---------- RECORDS SUPPLIED ----------
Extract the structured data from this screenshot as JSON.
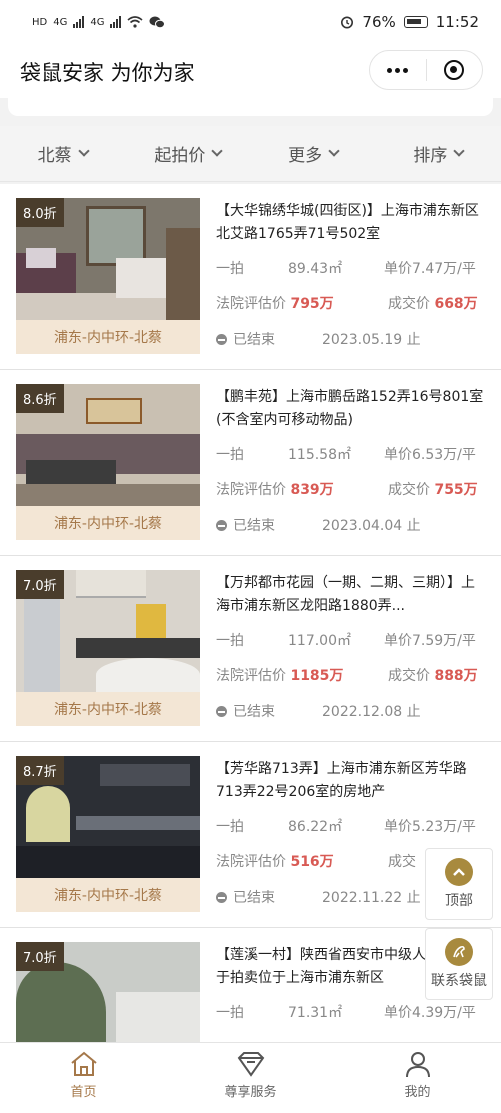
{
  "statusbar": {
    "left_text_1": "HD",
    "left_text_2": "4G",
    "left_text_3": "4G",
    "battery": "76%",
    "time": "11:52"
  },
  "app": {
    "title": "袋鼠安家 为你为家"
  },
  "filters": [
    {
      "label": "北蔡"
    },
    {
      "label": "起拍价"
    },
    {
      "label": "更多"
    },
    {
      "label": "排序"
    }
  ],
  "listings": [
    {
      "discount": "8.0折",
      "location": "浦东-内中环-北蔡",
      "title": "【大华锦绣华城(四街区)】上海市浦东新区北艾路1765弄71号502室",
      "round": "一拍",
      "area": "89.43㎡",
      "unit_price": "单价7.47万/平",
      "appraisal_label": "法院评估价",
      "appraisal": "795万",
      "deal_label": "成交价",
      "deal": "668万",
      "status": "已结束",
      "date": "2023.05.19 止"
    },
    {
      "discount": "8.6折",
      "location": "浦东-内中环-北蔡",
      "title": "【鹏丰苑】上海市鹏岳路152弄16号801室(不含室内可移动物品)",
      "round": "一拍",
      "area": "115.58㎡",
      "unit_price": "单价6.53万/平",
      "appraisal_label": "法院评估价",
      "appraisal": "839万",
      "deal_label": "成交价",
      "deal": "755万",
      "status": "已结束",
      "date": "2023.04.04 止"
    },
    {
      "discount": "7.0折",
      "location": "浦东-内中环-北蔡",
      "title": "【万邦都市花园（一期、二期、三期）】上海市浦东新区龙阳路1880弄...",
      "round": "一拍",
      "area": "117.00㎡",
      "unit_price": "单价7.59万/平",
      "appraisal_label": "法院评估价",
      "appraisal": "1185万",
      "deal_label": "成交价",
      "deal": "888万",
      "status": "已结束",
      "date": "2022.12.08 止"
    },
    {
      "discount": "8.7折",
      "location": "浦东-内中环-北蔡",
      "title": "【芳华路713弄】上海市浦东新区芳华路713弄22号206室的房地产",
      "round": "一拍",
      "area": "86.22㎡",
      "unit_price": "单价5.23万/平",
      "appraisal_label": "法院评估价",
      "appraisal": "516万",
      "deal_label": "成交",
      "deal": "",
      "status": "已结束",
      "date": "2022.11.22 止"
    },
    {
      "discount": "7.0折",
      "location": "",
      "title": "【莲溪一村】陕西省西安市中级人民法院关于拍卖位于上海市浦东新区",
      "round": "一拍",
      "area": "71.31㎡",
      "unit_price": "单价4.39万/平",
      "appraisal_label": "",
      "appraisal": "",
      "deal_label": "",
      "deal": "",
      "status": "",
      "date": ""
    }
  ],
  "float_buttons": {
    "top": "顶部",
    "contact": "联系袋鼠"
  },
  "tabbar": [
    {
      "label": "首页",
      "icon": "home-icon"
    },
    {
      "label": "尊享服务",
      "icon": "diamond-icon"
    },
    {
      "label": "我的",
      "icon": "user-icon"
    }
  ],
  "colors": {
    "accent": "#a5784a",
    "price_red": "#d85a54",
    "discount_bg": "#4a3d2c",
    "location_bg": "#f3e6d5"
  }
}
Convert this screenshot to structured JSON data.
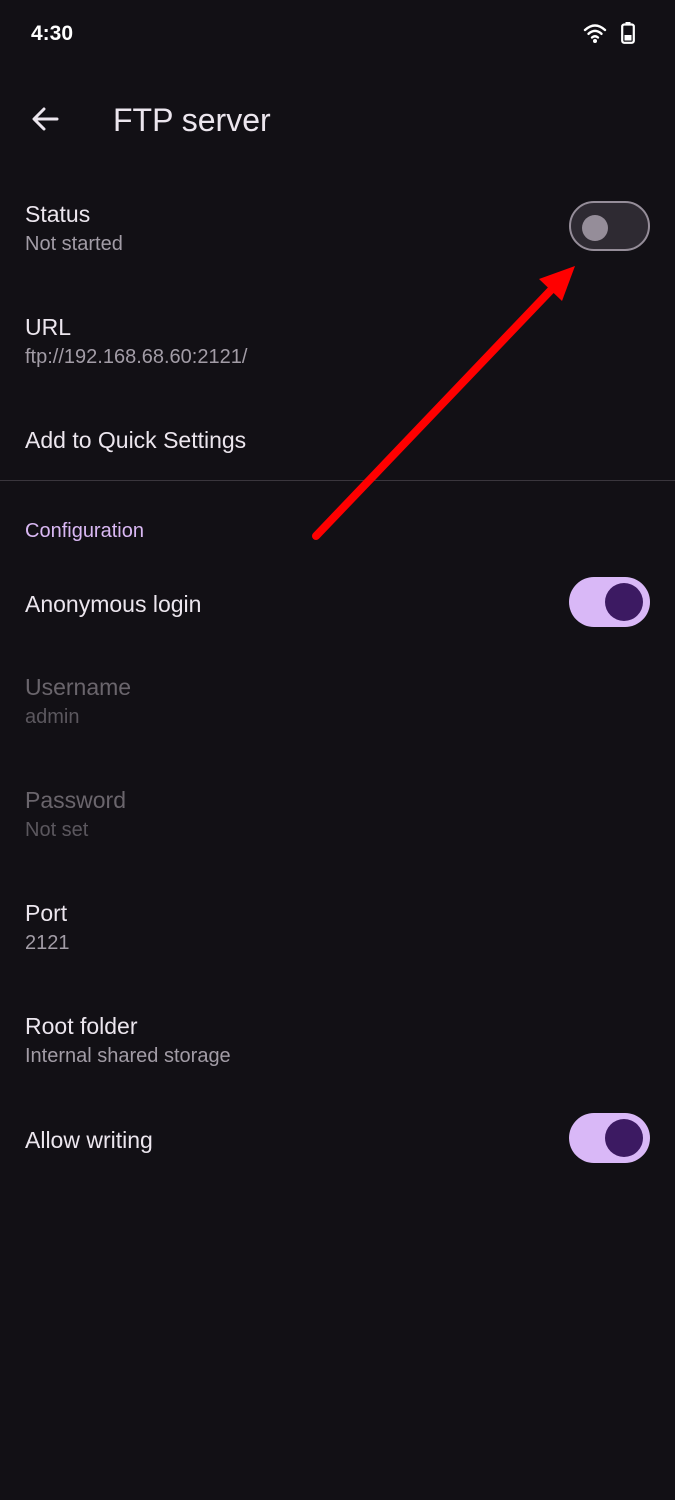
----------
## YOUR OBJECTIVE
Omit the pictures and output all of the other material exactly.

## EXERCISE OUTPUT
Extract the structured data from this screenshot as JSON.
{
  "statusbar": {
    "left_text_1": "HD",
    "left_text_2": "4G",
    "left_text_3": "4G",
    "battery": "76%",
    "time": "11:52"
  },
  "app": {
    "title": "袋鼠安家 为你为家"
  },
  "filters": [
    {
      "label": "北蔡"
    },
    {
      "label": "起拍价"
    },
    {
      "label": "更多"
    },
    {
      "label": "排序"
    }
  ],
  "listings": [
    {
      "discount": "8.0折",
      "location": "浦东-内中环-北蔡",
      "title": "【大华锦绣华城(四街区)】上海市浦东新区北艾路1765弄71号502室",
      "round": "一拍",
      "area": "89.43㎡",
      "unit_price": "单价7.47万/平",
      "appraisal_label": "法院评估价",
      "appraisal": "795万",
      "deal_label": "成交价",
      "deal": "668万",
      "status": "已结束",
      "date": "2023.05.19 止"
    },
    {
      "discount": "8.6折",
      "location": "浦东-内中环-北蔡",
      "title": "【鹏丰苑】上海市鹏岳路152弄16号801室(不含室内可移动物品)",
      "round": "一拍",
      "area": "115.58㎡",
      "unit_price": "单价6.53万/平",
      "appraisal_label": "法院评估价",
      "appraisal": "839万",
      "deal_label": "成交价",
      "deal": "755万",
      "status": "已结束",
      "date": "2023.04.04 止"
    },
    {
      "discount": "7.0折",
      "location": "浦东-内中环-北蔡",
      "title": "【万邦都市花园（一期、二期、三期）】上海市浦东新区龙阳路1880弄...",
      "round": "一拍",
      "area": "117.00㎡",
      "unit_price": "单价7.59万/平",
      "appraisal_label": "法院评估价",
      "appraisal": "1185万",
      "deal_label": "成交价",
      "deal": "888万",
      "status": "已结束",
      "date": "2022.12.08 止"
    },
    {
      "discount": "8.7折",
      "location": "浦东-内中环-北蔡",
      "title": "【芳华路713弄】上海市浦东新区芳华路713弄22号206室的房地产",
      "round": "一拍",
      "area": "86.22㎡",
      "unit_price": "单价5.23万/平",
      "appraisal_label": "法院评估价",
      "appraisal": "516万",
      "deal_label": "成交",
      "deal": "",
      "status": "已结束",
      "date": "2022.11.22 止"
    },
    {
      "discount": "7.0折",
      "location": "",
      "title": "【莲溪一村】陕西省西安市中级人民法院关于拍卖位于上海市浦东新区",
      "round": "一拍",
      "area": "71.31㎡",
      "unit_price": "单价4.39万/平",
      "appraisal_label": "",
      "appraisal": "",
      "deal_label": "",
      "deal": "",
      "status": "",
      "date": ""
    }
  ],
  "float_buttons": {
    "top": "顶部",
    "contact": "联系袋鼠"
  },
  "tabbar": [
    {
      "label": "首页",
      "icon": "home-icon"
    },
    {
      "label": "尊享服务",
      "icon": "diamond-icon"
    },
    {
      "label": "我的",
      "icon": "user-icon"
    }
  ],
  "colors": {
    "accent": "#a5784a",
    "price_red": "#d85a54",
    "discount_bg": "#4a3d2c",
    "location_bg": "#f3e6d5"
  }
}
Convert this screenshot to structured JSON data.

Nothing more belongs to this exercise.